> [DATA EXTRACT]:
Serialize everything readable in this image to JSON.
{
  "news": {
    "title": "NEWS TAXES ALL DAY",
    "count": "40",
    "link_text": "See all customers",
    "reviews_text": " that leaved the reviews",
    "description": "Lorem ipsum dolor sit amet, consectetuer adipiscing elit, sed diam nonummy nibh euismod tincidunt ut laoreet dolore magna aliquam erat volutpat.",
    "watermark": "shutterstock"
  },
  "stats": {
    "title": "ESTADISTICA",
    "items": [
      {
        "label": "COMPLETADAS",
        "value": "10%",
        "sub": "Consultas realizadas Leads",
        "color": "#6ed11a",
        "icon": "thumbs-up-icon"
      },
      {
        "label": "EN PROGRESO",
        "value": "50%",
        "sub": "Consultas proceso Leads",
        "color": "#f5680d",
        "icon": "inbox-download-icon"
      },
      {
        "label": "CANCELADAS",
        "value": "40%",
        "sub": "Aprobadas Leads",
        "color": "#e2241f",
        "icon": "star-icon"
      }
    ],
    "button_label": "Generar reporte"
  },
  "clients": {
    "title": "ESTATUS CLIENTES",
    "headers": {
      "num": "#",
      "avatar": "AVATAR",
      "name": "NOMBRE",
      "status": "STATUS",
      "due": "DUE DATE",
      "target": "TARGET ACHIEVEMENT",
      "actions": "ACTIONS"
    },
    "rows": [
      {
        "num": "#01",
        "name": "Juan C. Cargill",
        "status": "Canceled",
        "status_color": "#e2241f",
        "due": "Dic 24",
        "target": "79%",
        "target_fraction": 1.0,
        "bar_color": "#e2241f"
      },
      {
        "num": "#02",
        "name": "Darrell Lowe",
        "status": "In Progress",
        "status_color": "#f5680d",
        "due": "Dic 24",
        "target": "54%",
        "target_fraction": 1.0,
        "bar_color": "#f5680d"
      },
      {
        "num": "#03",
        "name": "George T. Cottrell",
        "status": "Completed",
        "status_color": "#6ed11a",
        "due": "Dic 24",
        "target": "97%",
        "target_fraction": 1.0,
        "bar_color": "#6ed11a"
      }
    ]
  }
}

* * *

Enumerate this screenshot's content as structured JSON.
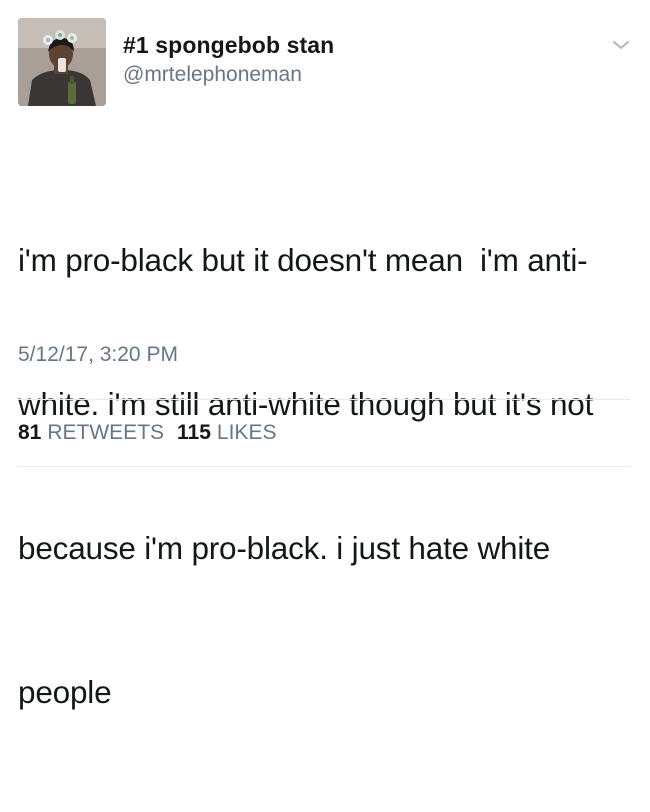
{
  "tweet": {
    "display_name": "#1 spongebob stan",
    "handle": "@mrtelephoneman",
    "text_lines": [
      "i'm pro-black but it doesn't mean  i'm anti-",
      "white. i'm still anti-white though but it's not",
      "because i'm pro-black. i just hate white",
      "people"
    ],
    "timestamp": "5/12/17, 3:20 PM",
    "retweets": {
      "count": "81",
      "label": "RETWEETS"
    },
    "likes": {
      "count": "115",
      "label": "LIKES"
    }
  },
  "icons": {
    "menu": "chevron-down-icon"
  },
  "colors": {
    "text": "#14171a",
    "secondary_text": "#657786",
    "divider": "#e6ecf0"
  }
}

> [TASK BRIEF]:
Copy all lines from the entries that contain the word "black".

> [RIGHT ANSWER]:
      "i'm pro-black but it doesn't mean  i'm anti-",
      "because i'm pro-black. i just hate white",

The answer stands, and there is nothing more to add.